**Exercise details**: Read the listing below and copy out every line that holds "Alexander".

**Task data**:
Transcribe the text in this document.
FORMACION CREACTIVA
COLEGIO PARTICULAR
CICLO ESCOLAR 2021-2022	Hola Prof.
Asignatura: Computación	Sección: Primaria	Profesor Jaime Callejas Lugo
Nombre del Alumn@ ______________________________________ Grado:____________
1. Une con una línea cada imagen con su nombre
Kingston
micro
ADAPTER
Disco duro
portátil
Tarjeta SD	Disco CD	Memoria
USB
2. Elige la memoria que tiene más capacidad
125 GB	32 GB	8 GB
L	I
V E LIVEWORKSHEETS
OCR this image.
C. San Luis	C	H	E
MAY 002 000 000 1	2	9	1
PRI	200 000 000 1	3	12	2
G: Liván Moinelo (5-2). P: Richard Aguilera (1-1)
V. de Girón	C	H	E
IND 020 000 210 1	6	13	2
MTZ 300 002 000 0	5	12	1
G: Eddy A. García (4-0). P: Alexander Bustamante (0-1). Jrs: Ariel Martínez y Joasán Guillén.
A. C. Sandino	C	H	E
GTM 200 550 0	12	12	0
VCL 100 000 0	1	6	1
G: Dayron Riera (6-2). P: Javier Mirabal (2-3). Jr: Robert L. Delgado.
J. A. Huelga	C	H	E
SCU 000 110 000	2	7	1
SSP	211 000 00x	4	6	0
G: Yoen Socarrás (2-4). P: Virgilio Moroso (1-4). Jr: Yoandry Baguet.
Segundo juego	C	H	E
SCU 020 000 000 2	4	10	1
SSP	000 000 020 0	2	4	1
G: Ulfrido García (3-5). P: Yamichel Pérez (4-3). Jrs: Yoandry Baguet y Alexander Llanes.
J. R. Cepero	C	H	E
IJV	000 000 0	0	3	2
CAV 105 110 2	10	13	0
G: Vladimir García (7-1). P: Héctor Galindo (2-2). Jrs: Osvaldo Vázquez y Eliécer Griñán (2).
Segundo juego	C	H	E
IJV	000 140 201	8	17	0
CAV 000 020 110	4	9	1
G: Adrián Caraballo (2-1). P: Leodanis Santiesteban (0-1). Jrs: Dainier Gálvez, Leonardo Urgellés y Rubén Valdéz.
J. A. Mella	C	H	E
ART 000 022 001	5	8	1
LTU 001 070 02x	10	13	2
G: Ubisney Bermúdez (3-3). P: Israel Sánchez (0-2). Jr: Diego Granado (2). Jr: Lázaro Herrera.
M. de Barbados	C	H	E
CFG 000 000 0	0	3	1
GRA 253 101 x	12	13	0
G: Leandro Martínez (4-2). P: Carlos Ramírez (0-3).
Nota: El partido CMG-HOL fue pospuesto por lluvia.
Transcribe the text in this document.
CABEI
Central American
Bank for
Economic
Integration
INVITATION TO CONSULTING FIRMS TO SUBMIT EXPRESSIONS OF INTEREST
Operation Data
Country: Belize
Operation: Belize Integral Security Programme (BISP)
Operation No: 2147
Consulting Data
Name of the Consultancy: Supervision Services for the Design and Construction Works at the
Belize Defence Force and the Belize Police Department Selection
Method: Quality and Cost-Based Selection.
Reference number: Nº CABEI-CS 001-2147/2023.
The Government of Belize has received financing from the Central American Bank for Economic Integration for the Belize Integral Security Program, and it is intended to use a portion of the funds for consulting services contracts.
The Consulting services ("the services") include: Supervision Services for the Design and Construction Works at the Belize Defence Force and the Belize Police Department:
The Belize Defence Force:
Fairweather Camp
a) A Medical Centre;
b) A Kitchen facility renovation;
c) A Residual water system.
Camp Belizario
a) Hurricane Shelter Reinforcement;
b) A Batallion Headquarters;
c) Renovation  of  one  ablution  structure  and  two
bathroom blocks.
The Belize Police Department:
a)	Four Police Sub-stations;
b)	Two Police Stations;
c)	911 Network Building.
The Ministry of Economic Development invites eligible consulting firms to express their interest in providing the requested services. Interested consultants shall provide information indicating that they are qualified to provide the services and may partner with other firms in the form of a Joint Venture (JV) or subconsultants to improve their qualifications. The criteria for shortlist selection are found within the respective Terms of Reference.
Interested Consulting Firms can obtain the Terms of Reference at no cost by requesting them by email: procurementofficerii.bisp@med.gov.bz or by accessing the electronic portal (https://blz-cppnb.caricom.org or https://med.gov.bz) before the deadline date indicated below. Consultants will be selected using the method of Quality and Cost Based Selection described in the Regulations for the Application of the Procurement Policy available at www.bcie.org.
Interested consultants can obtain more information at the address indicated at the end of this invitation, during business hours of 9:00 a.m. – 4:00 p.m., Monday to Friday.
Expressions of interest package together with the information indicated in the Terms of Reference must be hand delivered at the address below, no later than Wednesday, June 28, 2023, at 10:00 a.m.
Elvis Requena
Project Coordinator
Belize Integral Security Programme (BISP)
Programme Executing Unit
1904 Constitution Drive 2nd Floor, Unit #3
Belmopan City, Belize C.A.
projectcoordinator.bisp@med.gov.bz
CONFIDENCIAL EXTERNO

**The solution**:
G: Eddy A. García (4-0). P: Alexander Bustamante (0-1). Jrs: Ariel Martínez y Joasán Guillén.
G: Ulfrido García (3-5). P: Yamichel Pérez (4-3). Jrs: Yoandry Baguet y Alexander Llanes.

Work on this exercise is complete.